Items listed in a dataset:
· · ·

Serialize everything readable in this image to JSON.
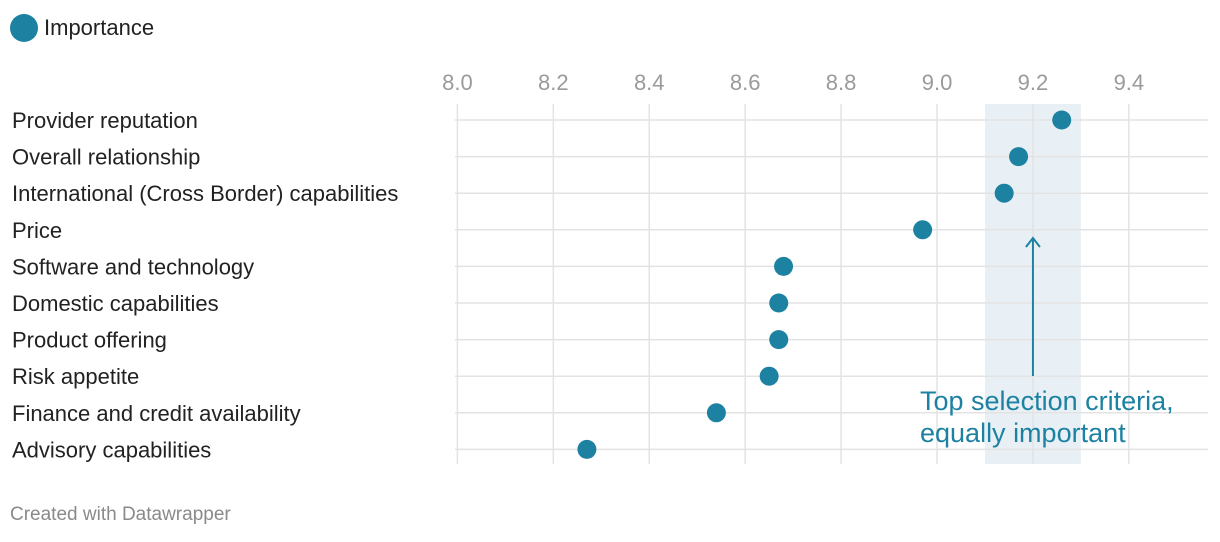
{
  "legend": {
    "label": "Importance"
  },
  "colors": {
    "dot": "#1d81a2",
    "highlight": "#e8f0f5",
    "grid": "#e3e3e3",
    "tick_text": "#9a9a9a",
    "label_text": "#222222",
    "annotation": "#1d81a2"
  },
  "chart_data": {
    "type": "scatter",
    "title": "",
    "xlabel": "",
    "ylabel": "",
    "xlim": [
      7.995,
      9.565
    ],
    "x_ticks": [
      "8.0",
      "8.2",
      "8.4",
      "8.6",
      "8.8",
      "9.0",
      "9.2",
      "9.4"
    ],
    "series": [
      {
        "name": "Importance",
        "points": [
          {
            "label": "Provider reputation",
            "value": 9.26
          },
          {
            "label": "Overall relationship",
            "value": 9.17
          },
          {
            "label": "International (Cross Border) capabilities",
            "value": 9.14
          },
          {
            "label": "Price",
            "value": 8.97
          },
          {
            "label": "Software and technology",
            "value": 8.68
          },
          {
            "label": "Domestic capabilities",
            "value": 8.67
          },
          {
            "label": "Product offering",
            "value": 8.67
          },
          {
            "label": "Risk appetite",
            "value": 8.65
          },
          {
            "label": "Finance and credit availability",
            "value": 8.54
          },
          {
            "label": "Advisory capabilities",
            "value": 8.27
          }
        ]
      }
    ],
    "highlight_range": [
      9.1,
      9.3
    ],
    "annotation": {
      "lines": [
        "Top selection criteria,",
        "equally important"
      ],
      "arrow_x": 9.2
    },
    "grid": true,
    "legend_position": "top-left"
  },
  "footer": {
    "credit": "Created with Datawrapper"
  }
}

· · ·

- [Do this]:
Read through the entries and copy every line that includes "capabilities".

- [Problem solution]:
            "label": "International (Cross Border) capabilities",
            "label": "Domestic capabilities",
            "label": "Advisory capabilities",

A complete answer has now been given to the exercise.